What the task requires:
In the listing below, locate the lines that hold the string "Pakiet". Copy those lines.

Records to use:
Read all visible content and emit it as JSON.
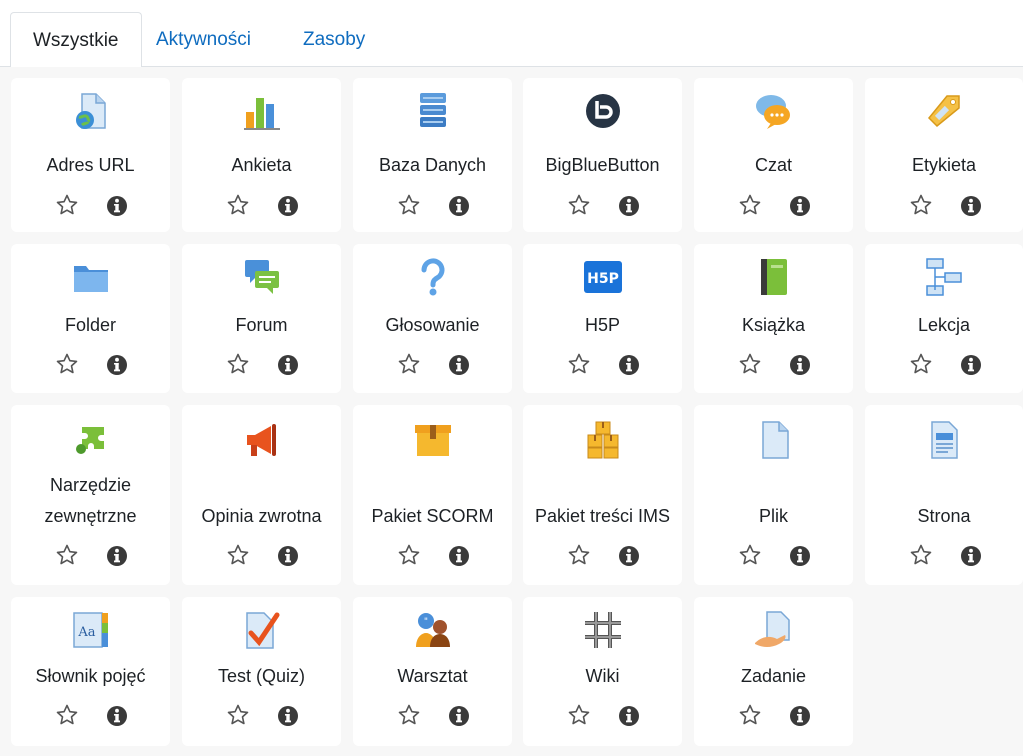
{
  "tabs": [
    {
      "label": "Wszystkie",
      "active": true
    },
    {
      "label": "Aktywności",
      "active": false
    },
    {
      "label": "Zasoby",
      "active": false
    }
  ],
  "modules": [
    {
      "label": "Adres URL",
      "icon": "url-icon"
    },
    {
      "label": "Ankieta",
      "icon": "survey-icon"
    },
    {
      "label": "Baza Danych",
      "icon": "database-icon"
    },
    {
      "label": "BigBlueButton",
      "icon": "bigbluebutton-icon"
    },
    {
      "label": "Czat",
      "icon": "chat-icon"
    },
    {
      "label": "Etykieta",
      "icon": "label-icon"
    },
    {
      "label": "Folder",
      "icon": "folder-icon"
    },
    {
      "label": "Forum",
      "icon": "forum-icon"
    },
    {
      "label": "Głosowanie",
      "icon": "choice-icon"
    },
    {
      "label": "H5P",
      "icon": "h5p-icon",
      "icon_text": "H5P"
    },
    {
      "label": "Książka",
      "icon": "book-icon"
    },
    {
      "label": "Lekcja",
      "icon": "lesson-icon"
    },
    {
      "label": "Narzędzie zewnętrzne",
      "icon": "external-tool-icon"
    },
    {
      "label": "Opinia zwrotna",
      "icon": "feedback-icon"
    },
    {
      "label": "Pakiet SCORM",
      "icon": "scorm-icon"
    },
    {
      "label": "Pakiet treści IMS",
      "icon": "ims-package-icon"
    },
    {
      "label": "Plik",
      "icon": "file-icon"
    },
    {
      "label": "Strona",
      "icon": "page-icon"
    },
    {
      "label": "Słownik pojęć",
      "icon": "glossary-icon",
      "icon_text": "Aa"
    },
    {
      "label": "Test (Quiz)",
      "icon": "quiz-icon"
    },
    {
      "label": "Warsztat",
      "icon": "workshop-icon"
    },
    {
      "label": "Wiki",
      "icon": "wiki-icon"
    },
    {
      "label": "Zadanie",
      "icon": "assignment-icon"
    }
  ],
  "actions": {
    "star_icon": "star-outline-icon",
    "info_icon": "info-icon"
  },
  "colors": {
    "link": "#0f6cbf",
    "text": "#1d2125",
    "background": "#f7f7f7",
    "tile": "#ffffff"
  }
}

Response:
      "label": "Pakiet SCORM",
      "label": "Pakiet treści IMS",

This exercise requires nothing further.